Text passage —
···

Iris Berben and Katharina Schüttler in Susanne Schneider’s The Day Will Come (Es kommt der Tag)

Five days back in the bitter chill of London and Greece is already beginning to seem like a distant memory. Nevertheless, I still have a couple more films I want to revisit from Thessaloniki before moving onto other things. One of the things about festivals is that, after a number of days of rapacious film-viewing, you begin to notice certain themes or trends emerging in your habits. By the end of the first weekend, I’d realised that over half the films I’d watched were from German directors, mainly due to the choice of Fatih Akin’s multi-cultural comedy Soup Kitchen as the opening night screening and the exhaustive Werner Herzog retrospective. The first Herzog film I caught which I hadn’t seen before, the hypnotic 1989 TV documentary Wodaabe: Herdsmen of the Sun also highlighted another trend at the festival, which was the number of films either set or made in Africa. The Egyptian film Heliopolis I looked at in some length in my last posting, but there was also Sherry Horman’s Desert Flower, based on the best-selling memoirs of Somali supermodel Waris Dirie, the Belgian/French co-production of The Day God Walked Away (Le jour où Dieu est parti en voyage) directed by Philippe Van Leeuw, whose portrait of a young woman caught in the midst of the 1994 Rwandan genocide earned Ruth Nirere the best actress trophy, and Chasing Moses, a well-meaning but otherwise truly execrable offering set in Nairobi from local boy Alexandros Konstantaras – I don’t want to be too cruel as I understand the director’s motives for this amateurish camcorder atrocity was to give Kenyans a chance to star and participate in the making of a feature, but really, this was not film festival material, and to be honest, there are filmmakers in Kenya already making far superior works to this (for example, Michael Wanguhu’s excellent documentary on the new Kenyan hip-hop scene, Hip Hop Colony from 2006).

···

Information supplied —
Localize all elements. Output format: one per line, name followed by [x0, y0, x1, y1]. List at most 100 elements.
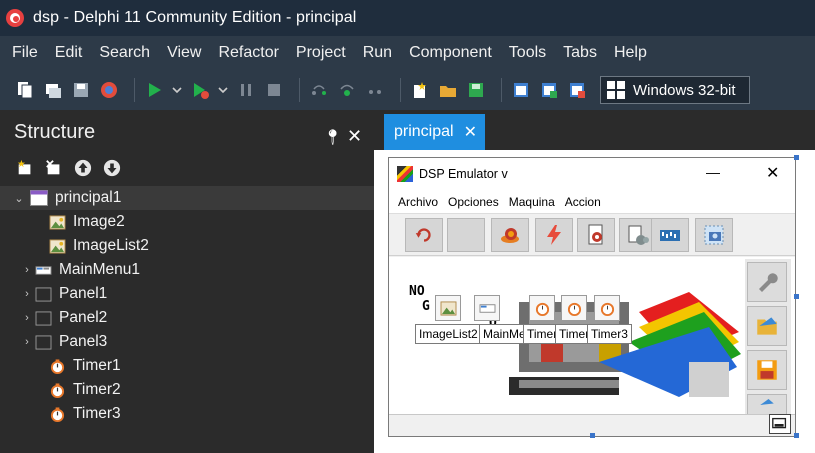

···

Instructions for the task —
Answer these from the film festival passage:
(a) Which film was shown on opening night?
(b) Who won the best actress trophy, and for which film?
(c) In which city is Chasing Moses set?
The listing has nothing to do with the film festival passage.

Response below —
(a) Fatih Akin's Soup Kitchen
(b) Ruth Nirere, for The Day God Walked Away (Le jour où Dieu est parti en voyage)
(c) Nairobi